**Written task**
Write out every record below exactly as it appears.
********************
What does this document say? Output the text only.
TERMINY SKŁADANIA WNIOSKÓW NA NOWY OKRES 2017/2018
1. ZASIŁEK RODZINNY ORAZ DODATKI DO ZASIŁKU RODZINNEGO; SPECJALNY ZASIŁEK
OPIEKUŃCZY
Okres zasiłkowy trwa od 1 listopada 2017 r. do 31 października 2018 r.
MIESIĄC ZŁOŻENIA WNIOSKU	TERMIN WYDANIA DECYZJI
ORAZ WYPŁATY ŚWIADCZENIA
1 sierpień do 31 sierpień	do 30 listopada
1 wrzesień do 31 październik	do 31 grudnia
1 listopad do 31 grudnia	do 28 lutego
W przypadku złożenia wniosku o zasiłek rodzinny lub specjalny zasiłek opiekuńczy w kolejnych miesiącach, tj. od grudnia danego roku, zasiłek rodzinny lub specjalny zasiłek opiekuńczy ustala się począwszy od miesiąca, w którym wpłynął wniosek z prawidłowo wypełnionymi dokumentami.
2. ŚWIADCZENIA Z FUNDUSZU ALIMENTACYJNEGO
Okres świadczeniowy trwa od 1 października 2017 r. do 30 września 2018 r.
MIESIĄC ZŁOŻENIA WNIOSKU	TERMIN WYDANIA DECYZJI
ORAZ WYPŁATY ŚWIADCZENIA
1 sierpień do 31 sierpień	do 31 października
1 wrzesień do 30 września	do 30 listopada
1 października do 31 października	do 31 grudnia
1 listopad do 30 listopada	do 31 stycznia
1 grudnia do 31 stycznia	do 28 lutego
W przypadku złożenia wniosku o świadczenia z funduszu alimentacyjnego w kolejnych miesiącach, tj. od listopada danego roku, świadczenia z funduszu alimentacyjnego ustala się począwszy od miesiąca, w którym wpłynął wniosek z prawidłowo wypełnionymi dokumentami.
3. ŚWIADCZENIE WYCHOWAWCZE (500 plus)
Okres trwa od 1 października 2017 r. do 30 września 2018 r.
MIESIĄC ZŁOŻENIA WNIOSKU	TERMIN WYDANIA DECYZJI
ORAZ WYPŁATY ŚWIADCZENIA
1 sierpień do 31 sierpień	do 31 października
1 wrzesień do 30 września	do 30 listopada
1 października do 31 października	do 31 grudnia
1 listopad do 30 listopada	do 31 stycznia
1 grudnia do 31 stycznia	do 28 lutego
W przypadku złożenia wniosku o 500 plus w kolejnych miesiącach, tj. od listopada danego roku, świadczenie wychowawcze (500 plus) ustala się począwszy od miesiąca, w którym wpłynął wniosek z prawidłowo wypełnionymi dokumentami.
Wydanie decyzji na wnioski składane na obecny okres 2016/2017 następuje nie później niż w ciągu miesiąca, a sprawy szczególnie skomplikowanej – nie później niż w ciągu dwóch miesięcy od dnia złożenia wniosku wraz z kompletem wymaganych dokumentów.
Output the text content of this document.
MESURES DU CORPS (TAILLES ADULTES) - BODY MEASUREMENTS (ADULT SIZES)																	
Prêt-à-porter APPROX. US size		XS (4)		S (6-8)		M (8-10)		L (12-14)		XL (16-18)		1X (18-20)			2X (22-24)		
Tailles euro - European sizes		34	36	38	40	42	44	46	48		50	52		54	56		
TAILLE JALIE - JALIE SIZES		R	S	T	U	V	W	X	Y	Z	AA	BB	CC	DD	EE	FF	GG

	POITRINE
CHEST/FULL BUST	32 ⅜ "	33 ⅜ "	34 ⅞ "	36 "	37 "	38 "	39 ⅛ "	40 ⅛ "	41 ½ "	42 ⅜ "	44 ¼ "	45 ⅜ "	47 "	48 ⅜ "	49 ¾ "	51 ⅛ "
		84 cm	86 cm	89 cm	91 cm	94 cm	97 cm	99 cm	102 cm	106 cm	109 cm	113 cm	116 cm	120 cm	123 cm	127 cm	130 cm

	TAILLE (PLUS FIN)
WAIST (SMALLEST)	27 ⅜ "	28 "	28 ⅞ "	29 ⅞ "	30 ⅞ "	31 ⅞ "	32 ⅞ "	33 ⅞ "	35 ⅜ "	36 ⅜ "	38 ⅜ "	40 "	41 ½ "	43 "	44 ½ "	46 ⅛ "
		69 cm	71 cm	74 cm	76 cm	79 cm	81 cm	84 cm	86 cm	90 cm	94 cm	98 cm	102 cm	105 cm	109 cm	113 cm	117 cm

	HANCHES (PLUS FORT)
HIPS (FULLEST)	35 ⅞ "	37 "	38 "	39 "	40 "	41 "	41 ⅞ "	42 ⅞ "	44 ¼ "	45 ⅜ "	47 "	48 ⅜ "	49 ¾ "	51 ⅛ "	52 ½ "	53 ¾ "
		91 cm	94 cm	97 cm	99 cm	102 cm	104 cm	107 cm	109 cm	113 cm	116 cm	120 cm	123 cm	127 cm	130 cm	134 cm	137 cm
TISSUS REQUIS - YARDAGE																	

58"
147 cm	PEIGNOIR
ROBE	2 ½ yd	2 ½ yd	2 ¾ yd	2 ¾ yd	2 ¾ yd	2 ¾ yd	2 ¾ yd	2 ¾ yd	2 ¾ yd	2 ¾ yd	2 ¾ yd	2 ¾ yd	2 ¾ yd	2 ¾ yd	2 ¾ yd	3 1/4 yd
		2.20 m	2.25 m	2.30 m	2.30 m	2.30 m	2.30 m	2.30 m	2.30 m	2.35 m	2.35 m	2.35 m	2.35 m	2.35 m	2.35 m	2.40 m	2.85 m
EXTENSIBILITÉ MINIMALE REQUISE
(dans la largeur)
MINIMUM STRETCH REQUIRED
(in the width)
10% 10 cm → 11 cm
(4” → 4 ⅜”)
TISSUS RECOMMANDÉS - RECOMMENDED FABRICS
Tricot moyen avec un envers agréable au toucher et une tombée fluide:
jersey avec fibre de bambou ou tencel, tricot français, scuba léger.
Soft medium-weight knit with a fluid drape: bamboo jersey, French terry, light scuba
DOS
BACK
********************
**Task response**
What does this document say? Output the text only.
TERMINY SKŁADANIA WNIOSKÓW NA NOWY OKRES 2017/2018
1. ZASIŁEK RODZINNY ORAZ DODATKI DO ZASIŁKU RODZINNEGO; SPECJALNY ZASIŁEK
OPIEKUŃCZY
Okres zasiłkowy trwa od 1 listopada 2017 r. do 31 października 2018 r.
MIESIĄC ZŁOŻENIA WNIOSKU	TERMIN WYDANIA DECYZJI
ORAZ WYPŁATY ŚWIADCZENIA
1 sierpień do 31 sierpień	do 30 listopada
1 wrzesień do 31 październik	do 31 grudnia
1 listopad do 31 grudnia	do 28 lutego
W przypadku złożenia wniosku o zasiłek rodzinny lub specjalny zasiłek opiekuńczy w kolejnych miesiącach, tj. od grudnia danego roku, zasiłek rodzinny lub specjalny zasiłek opiekuńczy ustala się począwszy od miesiąca, w którym wpłynął wniosek z prawidłowo wypełnionymi dokumentami.
2. ŚWIADCZENIA Z FUNDUSZU ALIMENTACYJNEGO
Okres świadczeniowy trwa od 1 października 2017 r. do 30 września 2018 r.
MIESIĄC ZŁOŻENIA WNIOSKU	TERMIN WYDANIA DECYZJI
ORAZ WYPŁATY ŚWIADCZENIA
1 sierpień do 31 sierpień	do 31 października
1 wrzesień do 30 września	do 30 listopada
1 października do 31 października	do 31 grudnia
1 listopad do 30 listopada	do 31 stycznia
1 grudnia do 31 stycznia	do 28 lutego
W przypadku złożenia wniosku o świadczenia z funduszu alimentacyjnego w kolejnych miesiącach, tj. od listopada danego roku, świadczenia z funduszu alimentacyjnego ustala się począwszy od miesiąca, w którym wpłynął wniosek z prawidłowo wypełnionymi dokumentami.
3. ŚWIADCZENIE WYCHOWAWCZE (500 plus)
Okres trwa od 1 października 2017 r. do 30 września 2018 r.
MIESIĄC ZŁOŻENIA WNIOSKU	TERMIN WYDANIA DECYZJI
ORAZ WYPŁATY ŚWIADCZENIA
1 sierpień do 31 sierpień	do 31 października
1 wrzesień do 30 września	do 30 listopada
1 października do 31 października	do 31 grudnia
1 listopad do 30 listopada	do 31 stycznia
1 grudnia do 31 stycznia	do 28 lutego
W przypadku złożenia wniosku o 500 plus w kolejnych miesiącach, tj. od listopada danego roku, świadczenie wychowawcze (500 plus) ustala się począwszy od miesiąca, w którym wpłynął wniosek z prawidłowo wypełnionymi dokumentami.
Wydanie decyzji na wnioski składane na obecny okres 2016/2017 następuje nie później niż w ciągu miesiąca, a sprawy szczególnie skomplikowanej – nie później niż w ciągu dwóch miesięcy od dnia złożenia wniosku wraz z kompletem wymaganych dokumentów.
Output the text content of this document.
MESURES DU CORPS (TAILLES ADULTES) - BODY MEASUREMENTS (ADULT SIZES)																	
Prêt-à-porter APPROX. US size		XS (4)		S (6-8)		M (8-10)		L (12-14)		XL (16-18)		1X (18-20)			2X (22-24)		
Tailles euro - European sizes		34	36	38	40	42	44	46	48		50	52		54	56		
TAILLE JALIE - JALIE SIZES		R	S	T	U	V	W	X	Y	Z	AA	BB	CC	DD	EE	FF	GG

	POITRINE
CHEST/FULL BUST	32 ⅜ "	33 ⅜ "	34 ⅞ "	36 "	37 "	38 "	39 ⅛ "	40 ⅛ "	41 ½ "	42 ⅜ "	44 ¼ "	45 ⅜ "	47 "	48 ⅜ "	49 ¾ "	51 ⅛ "
		84 cm	86 cm	89 cm	91 cm	94 cm	97 cm	99 cm	102 cm	106 cm	109 cm	113 cm	116 cm	120 cm	123 cm	127 cm	130 cm

	TAILLE (PLUS FIN)
WAIST (SMALLEST)	27 ⅜ "	28 "	28 ⅞ "	29 ⅞ "	30 ⅞ "	31 ⅞ "	32 ⅞ "	33 ⅞ "	35 ⅜ "	36 ⅜ "	38 ⅜ "	40 "	41 ½ "	43 "	44 ½ "	46 ⅛ "
		69 cm	71 cm	74 cm	76 cm	79 cm	81 cm	84 cm	86 cm	90 cm	94 cm	98 cm	102 cm	105 cm	109 cm	113 cm	117 cm

	HANCHES (PLUS FORT)
HIPS (FULLEST)	35 ⅞ "	37 "	38 "	39 "	40 "	41 "	41 ⅞ "	42 ⅞ "	44 ¼ "	45 ⅜ "	47 "	48 ⅜ "	49 ¾ "	51 ⅛ "	52 ½ "	53 ¾ "
		91 cm	94 cm	97 cm	99 cm	102 cm	104 cm	107 cm	109 cm	113 cm	116 cm	120 cm	123 cm	127 cm	130 cm	134 cm	137 cm
TISSUS REQUIS - YARDAGE																	

58"
147 cm	PEIGNOIR
ROBE	2 ½ yd	2 ½ yd	2 ¾ yd	2 ¾ yd	2 ¾ yd	2 ¾ yd	2 ¾ yd	2 ¾ yd	2 ¾ yd	2 ¾ yd	2 ¾ yd	2 ¾ yd	2 ¾ yd	2 ¾ yd	2 ¾ yd	3 1/4 yd
		2.20 m	2.25 m	2.30 m	2.30 m	2.30 m	2.30 m	2.30 m	2.30 m	2.35 m	2.35 m	2.35 m	2.35 m	2.35 m	2.35 m	2.40 m	2.85 m
EXTENSIBILITÉ MINIMALE REQUISE
(dans la largeur)
MINIMUM STRETCH REQUIRED
(in the width)
10% 10 cm → 11 cm
(4” → 4 ⅜”)
TISSUS RECOMMANDÉS - RECOMMENDED FABRICS
Tricot moyen avec un envers agréable au toucher et une tombée fluide:
jersey avec fibre de bambou ou tencel, tricot français, scuba léger.
Soft medium-weight knit with a fluid drape: bamboo jersey, French terry, light scuba
DOS
BACK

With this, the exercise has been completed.